[TASK REQUIREMENTS]: Lines holding the string "Equation" are the ones to copy; find them all in the data.

[DATA SUPPLIED]:
----------

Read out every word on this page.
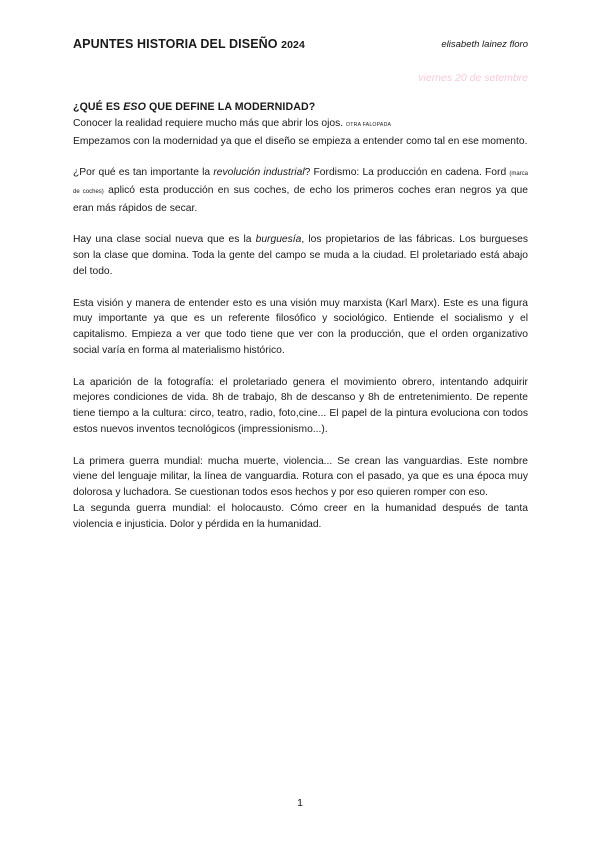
APUNTES HISTORIA DEL DISEÑO 2024	elisabeth lainez floro
viernes 20 de setembre
¿QUÉ ES ESO QUE DEFINE LA MODERNIDAD?

Conocer la realidad requiere mucho más que abrir los ojos. OTRA FALOPADA
Empezamos con la modernidad ya que el diseño se empieza a entender como tal en ese momento.

¿Por qué es tan importante la revolución industrial? Fordismo: La producción en cadena. Ford (marca de coches) aplicó esta producción en sus coches, de echo los primeros coches eran negros ya que eran más rápidos de secar.

Hay una clase social nueva que es la burguesía, los propietarios de las fábricas. Los burgueses son la clase que domina. Toda la gente del campo se muda a la ciudad. El proletariado está abajo del todo.

Esta visión y manera de entender esto es una visión muy marxista (Karl Marx). Este es una figura muy importante ya que es un referente filosófico y sociológico. Entiende el socialismo y el capitalismo. Empieza a ver que todo tiene que ver con la producción, que el orden organizativo social varía en forma al materialismo histórico.

La aparición de la fotografía: el proletariado genera el movimiento obrero, intentando adquirir mejores condiciones de vida. 8h de trabajo, 8h de descanso y 8h de entretenimiento. De repente tiene tiempo a la cultura: circo, teatro, radio, foto,cine... El papel de la pintura evoluciona con todos estos nuevos inventos tecnológicos (impressionismo...).

La primera guerra mundial: mucha muerte, violencia... Se crean las vanguardias. Este nombre viene del lenguaje militar, la línea de vanguardia. Rotura con el pasado, ya que es una época muy dolorosa y luchadora. Se cuestionan todos esos hechos y por eso quieren romper con eso.

La segunda guerra mundial: el holocausto. Cómo creer en la humanidad después de tanta violencia e injusticia. Dolor y pérdida en la humanidad.

1
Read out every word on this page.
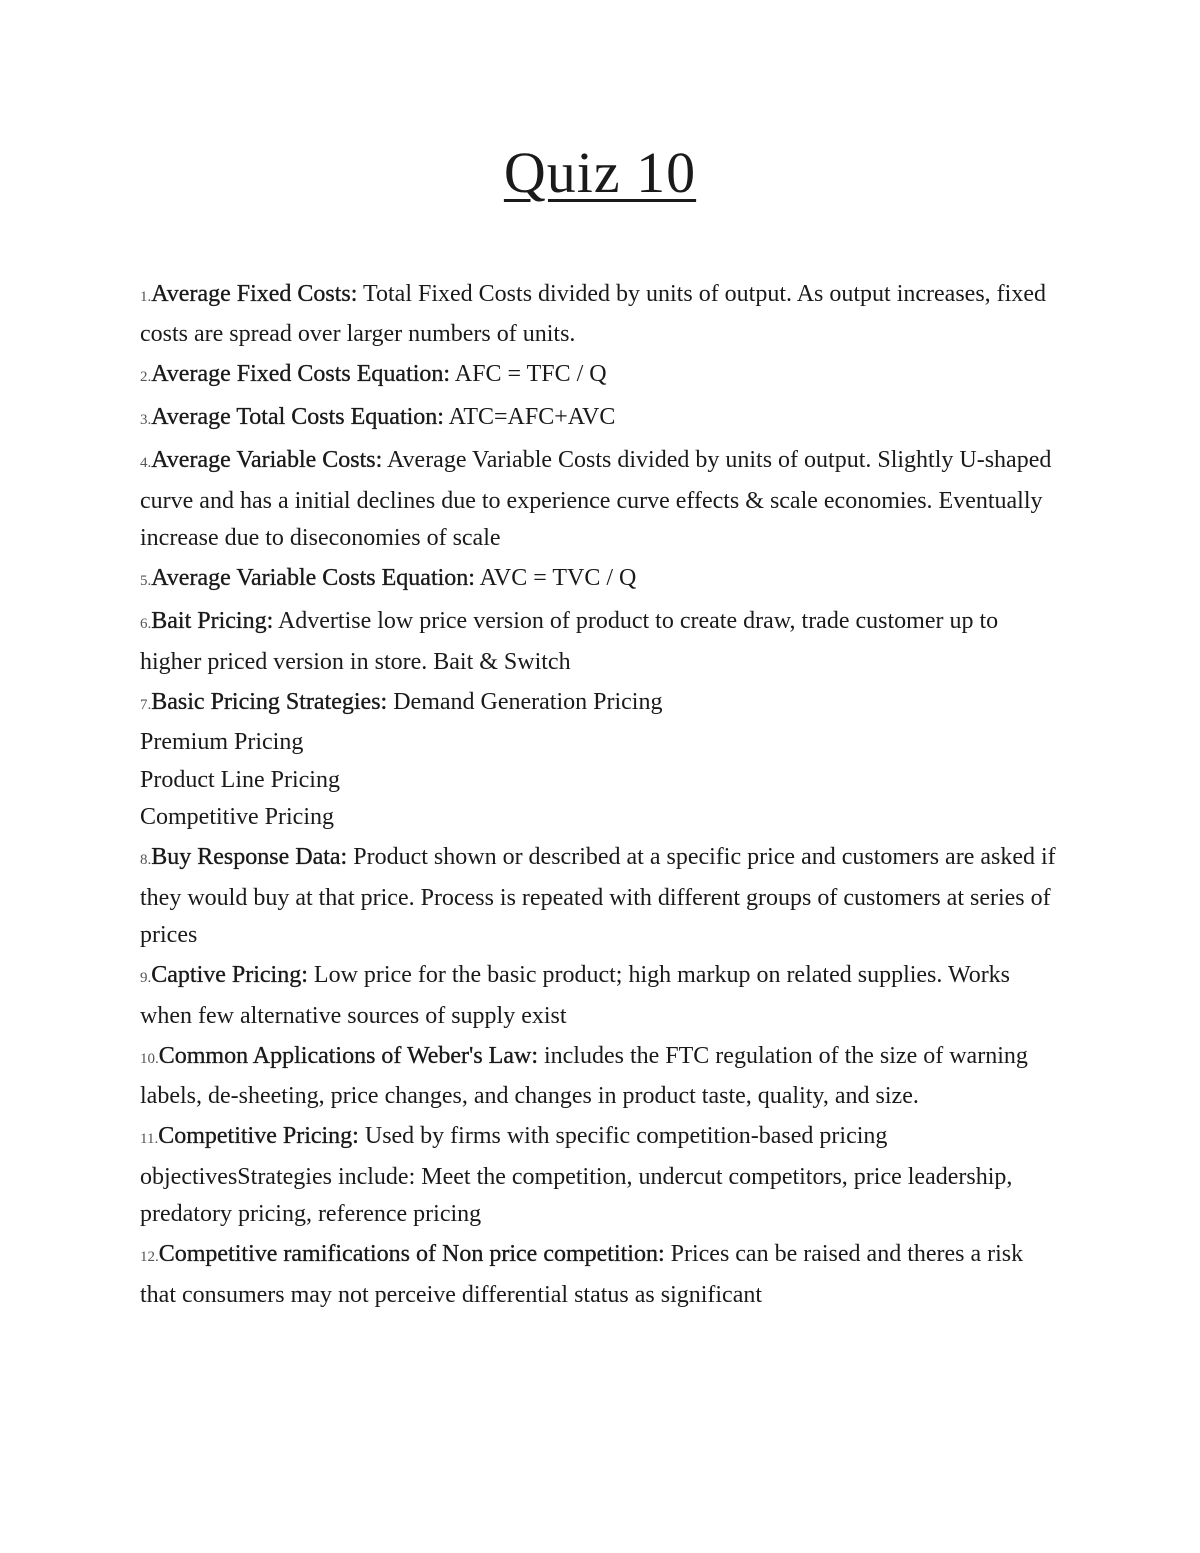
Quiz 10

1.Average Fixed Costs: Total Fixed Costs divided by units of output. As output increases, fixed costs are spread over larger numbers of units.

2.Average Fixed Costs Equation: AFC = TFC / Q

3.Average Total Costs Equation: ATC=AFC+AVC

4.Average Variable Costs: Average Variable Costs divided by units of output. Slightly U-shaped curve and has a initial declines due to experience curve effects & scale economies. Eventually increase due to diseconomies of scale

5.Average Variable Costs Equation: AVC = TVC / Q

6.Bait Pricing: Advertise low price version of product to create draw, trade customer up to higher priced version in store. Bait & Switch

7.Basic Pricing Strategies: Demand Generation Pricing
Premium Pricing
Product Line Pricing
Competitive Pricing

8.Buy Response Data: Product shown or described at a specific price and customers are asked if they would buy at that price. Process is repeated with different groups of customers at series of prices

9.Captive Pricing: Low price for the basic product; high markup on related supplies. Works when few alternative sources of supply exist

10.Common Applications of Weber's Law: includes the FTC regulation of the size of warning labels, de-sheeting, price changes, and changes in product taste, quality, and size.

11.Competitive Pricing: Used by firms with specific competition-based pricing objectivesStrategies include: Meet the competition, undercut competitors, price leadership, predatory pricing, reference pricing

12.Competitive ramifications of Non price competition: Prices can be raised and theres a risk that consumers may not perceive differential status as significant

----------

[FULL ANSWER]:
2.Average Fixed Costs Equation: AFC = TFC / Q
3.Average Total Costs Equation: ATC=AFC+AVC
5.Average Variable Costs Equation: AVC = TVC / Q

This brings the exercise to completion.